## TO BE DONE
Verbatim output of all the material below is required.

━━━━━ PROVIDED RECORDS ━━━━━

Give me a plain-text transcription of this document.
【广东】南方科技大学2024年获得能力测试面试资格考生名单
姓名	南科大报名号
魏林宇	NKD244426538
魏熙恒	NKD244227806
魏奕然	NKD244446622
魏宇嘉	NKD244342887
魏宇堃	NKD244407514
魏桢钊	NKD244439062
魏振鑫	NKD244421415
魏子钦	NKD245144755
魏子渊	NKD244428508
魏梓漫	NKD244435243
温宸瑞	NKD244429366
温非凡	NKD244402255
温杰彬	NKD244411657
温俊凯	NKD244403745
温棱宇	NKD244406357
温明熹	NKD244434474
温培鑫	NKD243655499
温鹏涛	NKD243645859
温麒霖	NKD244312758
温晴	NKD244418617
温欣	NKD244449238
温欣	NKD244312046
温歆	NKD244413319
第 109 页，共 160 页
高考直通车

━━━━━

## EXERCISE RESULT
Give me a plain-text transcription of this document.
【广东】南方科技大学2024年获得能力测试面试资格考生名单
姓名	南科大报名号
魏林宇	NKD244426538
魏熙恒	NKD244227806
魏奕然	NKD244446622
魏宇嘉	NKD244342887
魏宇堃	NKD244407514
魏桢钊	NKD244439062
魏振鑫	NKD244421415
魏子钦	NKD245144755
魏子渊	NKD244428508
魏梓漫	NKD244435243
温宸瑞	NKD244429366
温非凡	NKD244402255
温杰彬	NKD244411657
温俊凯	NKD244403745
温棱宇	NKD244406357
温明熹	NKD244434474
温培鑫	NKD243655499
温鹏涛	NKD243645859
温麒霖	NKD244312758
温晴	NKD244418617
温欣	NKD244449238
温欣	NKD244312046
温歆	NKD244413319
第 109 页，共 160 页
高考直通车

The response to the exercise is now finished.